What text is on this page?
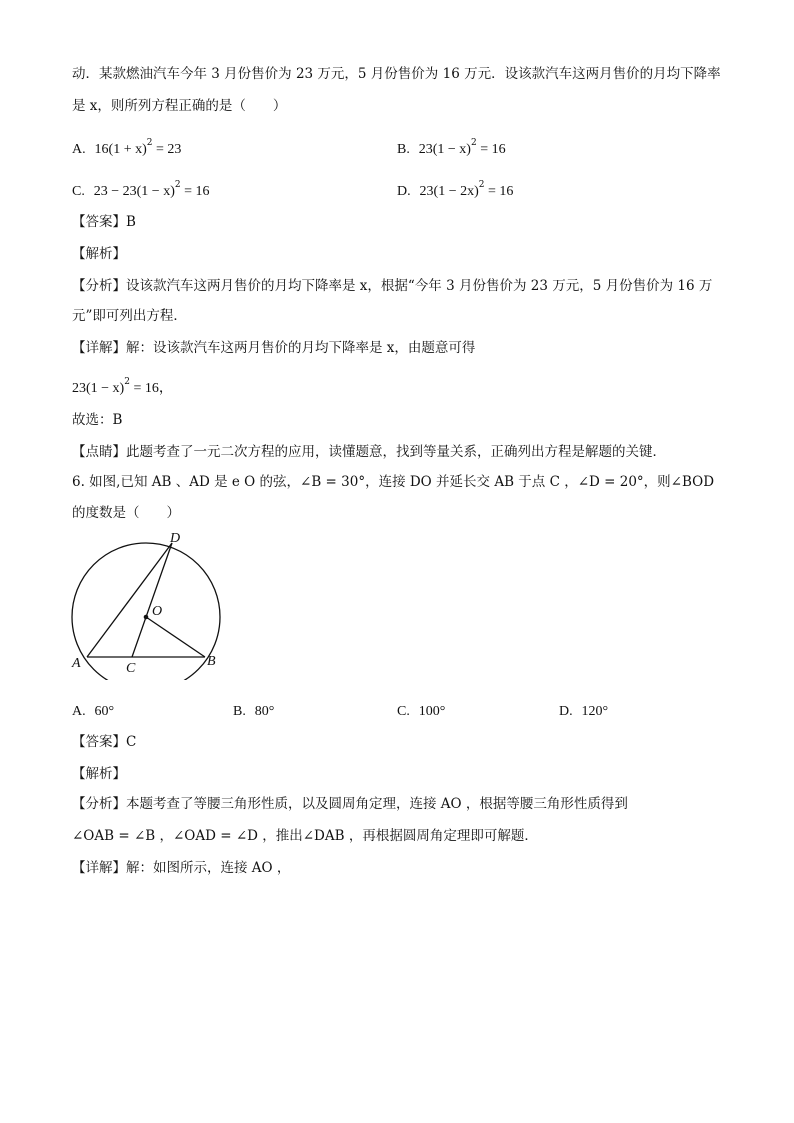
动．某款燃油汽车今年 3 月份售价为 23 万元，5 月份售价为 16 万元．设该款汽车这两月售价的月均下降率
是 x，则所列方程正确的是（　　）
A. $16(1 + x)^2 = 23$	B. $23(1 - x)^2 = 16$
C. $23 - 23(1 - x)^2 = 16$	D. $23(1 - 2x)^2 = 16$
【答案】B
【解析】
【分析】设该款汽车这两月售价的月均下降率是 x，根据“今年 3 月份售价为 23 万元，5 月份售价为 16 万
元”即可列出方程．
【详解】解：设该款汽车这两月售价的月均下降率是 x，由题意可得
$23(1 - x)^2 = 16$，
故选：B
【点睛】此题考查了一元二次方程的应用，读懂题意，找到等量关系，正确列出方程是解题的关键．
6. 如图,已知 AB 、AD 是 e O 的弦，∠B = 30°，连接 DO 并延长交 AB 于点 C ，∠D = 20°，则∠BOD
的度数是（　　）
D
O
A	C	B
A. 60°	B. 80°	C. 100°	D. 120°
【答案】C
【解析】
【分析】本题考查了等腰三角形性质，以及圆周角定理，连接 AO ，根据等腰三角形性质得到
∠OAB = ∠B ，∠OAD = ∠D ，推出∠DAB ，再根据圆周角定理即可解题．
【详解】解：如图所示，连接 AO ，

--------------------------------

**EXERCISE DESCRIPTION**
Do not include images; quote all of the entries above exactly.

**THE RESULT**
What text is on this page?
动．某款燃油汽车今年 3 月份售价为 23 万元，5 月份售价为 16 万元．设该款汽车这两月售价的月均下降率
是 x，则所列方程正确的是（　　）
A. $16(1 + x)^2 = 23$	B. $23(1 - x)^2 = 16$
C. $23 - 23(1 - x)^2 = 16$	D. $23(1 - 2x)^2 = 16$
【答案】B
【解析】
【分析】设该款汽车这两月售价的月均下降率是 x，根据“今年 3 月份售价为 23 万元，5 月份售价为 16 万
元”即可列出方程．
【详解】解：设该款汽车这两月售价的月均下降率是 x，由题意可得
$23(1 - x)^2 = 16$，
故选：B
【点睛】此题考查了一元二次方程的应用，读懂题意，找到等量关系，正确列出方程是解题的关键．
6. 如图,已知 AB 、AD 是 e O 的弦，∠B = 30°，连接 DO 并延长交 AB 于点 C ，∠D = 20°，则∠BOD
的度数是（　　）
D
O
A	C	B
A. 60°	B. 80°	C. 100°	D. 120°
【答案】C
【解析】
【分析】本题考查了等腰三角形性质，以及圆周角定理，连接 AO ，根据等腰三角形性质得到
∠OAB = ∠B ，∠OAD = ∠D ，推出∠DAB ，再根据圆周角定理即可解题．
【详解】解：如图所示，连接 AO ，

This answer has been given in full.